● **INFORMATION PROVIDED**
⁂

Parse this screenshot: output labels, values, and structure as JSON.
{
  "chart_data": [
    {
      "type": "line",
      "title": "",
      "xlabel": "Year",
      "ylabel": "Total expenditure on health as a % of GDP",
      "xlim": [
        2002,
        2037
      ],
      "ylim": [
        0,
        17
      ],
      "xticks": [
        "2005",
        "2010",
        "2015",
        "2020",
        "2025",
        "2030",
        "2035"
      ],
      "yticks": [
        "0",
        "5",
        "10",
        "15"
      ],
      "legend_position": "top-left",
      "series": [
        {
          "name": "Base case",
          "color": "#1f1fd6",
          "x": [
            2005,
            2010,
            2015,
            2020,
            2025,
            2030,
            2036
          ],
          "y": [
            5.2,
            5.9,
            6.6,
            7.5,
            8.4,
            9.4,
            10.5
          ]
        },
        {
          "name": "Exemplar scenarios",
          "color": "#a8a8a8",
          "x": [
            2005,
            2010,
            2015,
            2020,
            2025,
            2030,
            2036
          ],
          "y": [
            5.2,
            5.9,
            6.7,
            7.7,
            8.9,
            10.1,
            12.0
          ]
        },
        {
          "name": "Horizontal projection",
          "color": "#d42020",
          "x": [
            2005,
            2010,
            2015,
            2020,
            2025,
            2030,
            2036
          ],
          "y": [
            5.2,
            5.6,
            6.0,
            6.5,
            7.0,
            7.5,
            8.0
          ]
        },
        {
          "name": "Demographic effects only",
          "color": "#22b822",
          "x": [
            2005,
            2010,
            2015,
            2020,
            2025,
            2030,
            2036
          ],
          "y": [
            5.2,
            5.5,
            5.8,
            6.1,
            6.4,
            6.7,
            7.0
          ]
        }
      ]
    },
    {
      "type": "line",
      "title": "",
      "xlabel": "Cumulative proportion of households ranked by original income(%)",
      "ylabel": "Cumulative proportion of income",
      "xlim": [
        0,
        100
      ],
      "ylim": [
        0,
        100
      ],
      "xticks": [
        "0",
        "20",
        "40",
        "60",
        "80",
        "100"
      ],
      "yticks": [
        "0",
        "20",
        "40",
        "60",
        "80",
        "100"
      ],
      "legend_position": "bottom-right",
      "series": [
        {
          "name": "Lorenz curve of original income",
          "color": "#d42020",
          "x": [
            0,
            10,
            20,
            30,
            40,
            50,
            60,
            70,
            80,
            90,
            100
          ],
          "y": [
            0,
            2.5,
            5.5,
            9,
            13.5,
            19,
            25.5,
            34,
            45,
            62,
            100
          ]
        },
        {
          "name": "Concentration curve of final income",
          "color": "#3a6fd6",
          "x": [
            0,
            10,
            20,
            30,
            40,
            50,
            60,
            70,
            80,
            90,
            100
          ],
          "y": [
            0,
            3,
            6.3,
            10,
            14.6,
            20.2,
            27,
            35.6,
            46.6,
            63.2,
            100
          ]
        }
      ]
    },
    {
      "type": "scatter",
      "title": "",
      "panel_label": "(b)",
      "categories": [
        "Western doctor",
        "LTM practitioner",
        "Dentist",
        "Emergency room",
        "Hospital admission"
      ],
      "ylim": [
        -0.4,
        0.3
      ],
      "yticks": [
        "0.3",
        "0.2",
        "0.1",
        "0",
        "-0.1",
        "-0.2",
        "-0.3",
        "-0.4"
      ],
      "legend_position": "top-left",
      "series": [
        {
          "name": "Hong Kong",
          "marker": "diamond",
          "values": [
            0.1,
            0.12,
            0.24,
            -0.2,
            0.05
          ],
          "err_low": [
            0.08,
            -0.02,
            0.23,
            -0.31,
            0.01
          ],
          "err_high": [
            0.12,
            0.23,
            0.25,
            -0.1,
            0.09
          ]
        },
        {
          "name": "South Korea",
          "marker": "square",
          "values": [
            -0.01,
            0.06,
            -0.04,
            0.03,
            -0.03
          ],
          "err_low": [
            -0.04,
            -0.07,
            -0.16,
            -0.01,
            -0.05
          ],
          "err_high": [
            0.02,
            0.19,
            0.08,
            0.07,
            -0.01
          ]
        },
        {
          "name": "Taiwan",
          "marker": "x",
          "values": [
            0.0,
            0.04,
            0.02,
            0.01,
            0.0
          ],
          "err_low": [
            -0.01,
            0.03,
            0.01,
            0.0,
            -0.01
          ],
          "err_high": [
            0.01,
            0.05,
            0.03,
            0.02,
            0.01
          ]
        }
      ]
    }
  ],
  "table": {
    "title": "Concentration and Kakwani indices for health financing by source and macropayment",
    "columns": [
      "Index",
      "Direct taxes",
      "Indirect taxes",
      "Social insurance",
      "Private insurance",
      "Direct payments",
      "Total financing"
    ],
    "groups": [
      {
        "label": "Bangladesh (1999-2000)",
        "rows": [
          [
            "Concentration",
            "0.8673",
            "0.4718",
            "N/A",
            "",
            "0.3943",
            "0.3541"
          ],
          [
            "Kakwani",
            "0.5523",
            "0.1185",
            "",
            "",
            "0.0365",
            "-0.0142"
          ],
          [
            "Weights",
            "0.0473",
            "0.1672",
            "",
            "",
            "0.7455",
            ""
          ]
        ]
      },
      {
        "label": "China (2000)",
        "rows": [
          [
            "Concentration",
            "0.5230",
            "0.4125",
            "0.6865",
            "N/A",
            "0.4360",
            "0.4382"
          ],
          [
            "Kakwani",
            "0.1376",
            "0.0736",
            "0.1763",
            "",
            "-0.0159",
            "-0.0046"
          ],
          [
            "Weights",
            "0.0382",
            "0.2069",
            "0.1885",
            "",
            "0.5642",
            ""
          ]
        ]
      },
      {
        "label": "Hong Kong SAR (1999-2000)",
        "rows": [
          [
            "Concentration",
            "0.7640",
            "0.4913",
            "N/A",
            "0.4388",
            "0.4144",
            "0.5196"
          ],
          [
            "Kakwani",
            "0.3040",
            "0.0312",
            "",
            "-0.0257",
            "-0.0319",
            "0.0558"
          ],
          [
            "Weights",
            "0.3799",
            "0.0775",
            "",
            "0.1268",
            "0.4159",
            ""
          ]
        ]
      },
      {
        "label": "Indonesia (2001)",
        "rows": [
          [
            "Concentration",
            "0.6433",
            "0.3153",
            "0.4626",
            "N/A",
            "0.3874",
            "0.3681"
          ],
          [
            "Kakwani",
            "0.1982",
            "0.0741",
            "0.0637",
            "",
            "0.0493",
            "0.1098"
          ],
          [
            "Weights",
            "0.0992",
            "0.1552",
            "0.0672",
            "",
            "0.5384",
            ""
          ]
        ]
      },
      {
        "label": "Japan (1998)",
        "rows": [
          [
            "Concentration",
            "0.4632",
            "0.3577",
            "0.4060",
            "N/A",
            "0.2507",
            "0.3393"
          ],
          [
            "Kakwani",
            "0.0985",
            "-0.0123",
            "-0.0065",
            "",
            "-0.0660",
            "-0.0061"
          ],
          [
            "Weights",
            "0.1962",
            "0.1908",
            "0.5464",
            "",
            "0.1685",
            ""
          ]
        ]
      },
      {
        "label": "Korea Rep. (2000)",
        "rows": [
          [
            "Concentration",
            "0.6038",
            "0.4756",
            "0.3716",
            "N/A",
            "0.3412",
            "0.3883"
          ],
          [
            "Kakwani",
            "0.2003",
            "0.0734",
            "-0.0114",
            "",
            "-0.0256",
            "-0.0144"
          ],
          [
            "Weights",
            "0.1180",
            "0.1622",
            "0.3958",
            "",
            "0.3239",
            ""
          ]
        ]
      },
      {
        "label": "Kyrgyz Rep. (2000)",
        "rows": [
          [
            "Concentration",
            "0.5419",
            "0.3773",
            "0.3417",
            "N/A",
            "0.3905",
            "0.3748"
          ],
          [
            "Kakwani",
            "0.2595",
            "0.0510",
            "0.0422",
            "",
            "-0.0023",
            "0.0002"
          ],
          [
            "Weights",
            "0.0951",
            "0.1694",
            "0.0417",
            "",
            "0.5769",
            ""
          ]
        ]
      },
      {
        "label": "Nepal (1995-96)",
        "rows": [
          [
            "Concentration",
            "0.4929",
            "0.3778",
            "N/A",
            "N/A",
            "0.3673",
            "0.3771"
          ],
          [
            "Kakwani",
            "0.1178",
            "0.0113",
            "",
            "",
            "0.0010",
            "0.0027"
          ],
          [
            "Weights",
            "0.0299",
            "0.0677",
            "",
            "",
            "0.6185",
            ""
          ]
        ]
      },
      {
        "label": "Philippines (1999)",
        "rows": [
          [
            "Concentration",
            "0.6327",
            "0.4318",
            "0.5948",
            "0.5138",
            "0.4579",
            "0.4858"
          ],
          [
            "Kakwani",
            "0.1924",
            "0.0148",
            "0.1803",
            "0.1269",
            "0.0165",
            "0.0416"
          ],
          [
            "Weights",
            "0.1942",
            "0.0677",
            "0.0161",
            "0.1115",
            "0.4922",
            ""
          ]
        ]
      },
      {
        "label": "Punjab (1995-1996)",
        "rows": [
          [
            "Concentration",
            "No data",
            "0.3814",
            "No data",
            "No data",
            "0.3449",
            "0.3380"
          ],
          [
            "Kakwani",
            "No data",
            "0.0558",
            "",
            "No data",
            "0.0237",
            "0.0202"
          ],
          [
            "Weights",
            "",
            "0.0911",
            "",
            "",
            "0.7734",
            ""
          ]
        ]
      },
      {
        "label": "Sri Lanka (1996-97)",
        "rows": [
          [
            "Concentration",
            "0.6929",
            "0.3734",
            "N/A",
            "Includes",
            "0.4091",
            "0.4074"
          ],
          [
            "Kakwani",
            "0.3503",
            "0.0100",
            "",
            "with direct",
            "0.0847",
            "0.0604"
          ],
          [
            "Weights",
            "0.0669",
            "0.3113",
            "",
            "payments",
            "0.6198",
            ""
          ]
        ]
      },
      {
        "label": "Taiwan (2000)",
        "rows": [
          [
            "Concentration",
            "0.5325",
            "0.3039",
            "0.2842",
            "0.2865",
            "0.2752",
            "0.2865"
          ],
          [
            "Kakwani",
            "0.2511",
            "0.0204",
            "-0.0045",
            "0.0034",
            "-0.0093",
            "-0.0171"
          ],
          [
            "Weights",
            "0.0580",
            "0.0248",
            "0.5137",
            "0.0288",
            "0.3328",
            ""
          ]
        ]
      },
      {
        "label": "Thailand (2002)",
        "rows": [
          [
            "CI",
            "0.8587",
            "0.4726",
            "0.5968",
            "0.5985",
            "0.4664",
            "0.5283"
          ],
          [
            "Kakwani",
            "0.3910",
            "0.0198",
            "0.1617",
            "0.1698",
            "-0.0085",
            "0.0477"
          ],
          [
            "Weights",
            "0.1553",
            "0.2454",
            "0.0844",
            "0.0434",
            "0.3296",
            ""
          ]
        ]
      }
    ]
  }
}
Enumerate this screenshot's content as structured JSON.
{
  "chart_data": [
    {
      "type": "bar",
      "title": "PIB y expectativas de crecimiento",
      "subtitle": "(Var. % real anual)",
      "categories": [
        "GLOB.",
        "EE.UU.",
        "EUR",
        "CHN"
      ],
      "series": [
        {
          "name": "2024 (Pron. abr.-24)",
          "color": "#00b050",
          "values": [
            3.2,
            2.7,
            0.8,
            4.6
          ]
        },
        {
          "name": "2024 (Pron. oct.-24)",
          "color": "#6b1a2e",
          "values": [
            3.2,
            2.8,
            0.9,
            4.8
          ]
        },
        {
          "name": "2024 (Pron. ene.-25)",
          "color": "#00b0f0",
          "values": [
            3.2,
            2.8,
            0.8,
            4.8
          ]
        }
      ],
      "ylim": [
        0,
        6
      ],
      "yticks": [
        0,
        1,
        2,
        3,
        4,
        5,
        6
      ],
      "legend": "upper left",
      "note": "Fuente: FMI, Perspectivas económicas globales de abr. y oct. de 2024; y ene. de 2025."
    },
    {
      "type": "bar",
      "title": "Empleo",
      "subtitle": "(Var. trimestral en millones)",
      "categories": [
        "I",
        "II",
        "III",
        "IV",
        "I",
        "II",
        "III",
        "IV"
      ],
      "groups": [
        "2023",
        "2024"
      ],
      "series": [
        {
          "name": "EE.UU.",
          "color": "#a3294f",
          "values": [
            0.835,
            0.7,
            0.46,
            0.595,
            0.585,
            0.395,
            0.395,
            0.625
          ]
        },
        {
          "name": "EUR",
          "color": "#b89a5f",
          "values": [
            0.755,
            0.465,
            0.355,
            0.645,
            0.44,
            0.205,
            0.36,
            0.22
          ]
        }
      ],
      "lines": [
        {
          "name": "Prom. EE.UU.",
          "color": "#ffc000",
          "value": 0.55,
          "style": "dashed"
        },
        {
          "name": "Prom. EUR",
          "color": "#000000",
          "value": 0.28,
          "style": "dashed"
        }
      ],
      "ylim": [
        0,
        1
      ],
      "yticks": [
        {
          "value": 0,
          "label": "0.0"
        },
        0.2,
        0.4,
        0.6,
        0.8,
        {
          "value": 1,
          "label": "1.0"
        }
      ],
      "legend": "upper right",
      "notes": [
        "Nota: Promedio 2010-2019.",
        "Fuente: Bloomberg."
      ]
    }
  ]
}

⁂

● **WHAT THIS TASK INVOLVES**
Gather each line in the data that holds the string "screenshot".

● **FULL OUTPUT**
Parse this screenshot: output labels, values, and structure as JSON.
Enumerate this screenshot's content as structured JSON.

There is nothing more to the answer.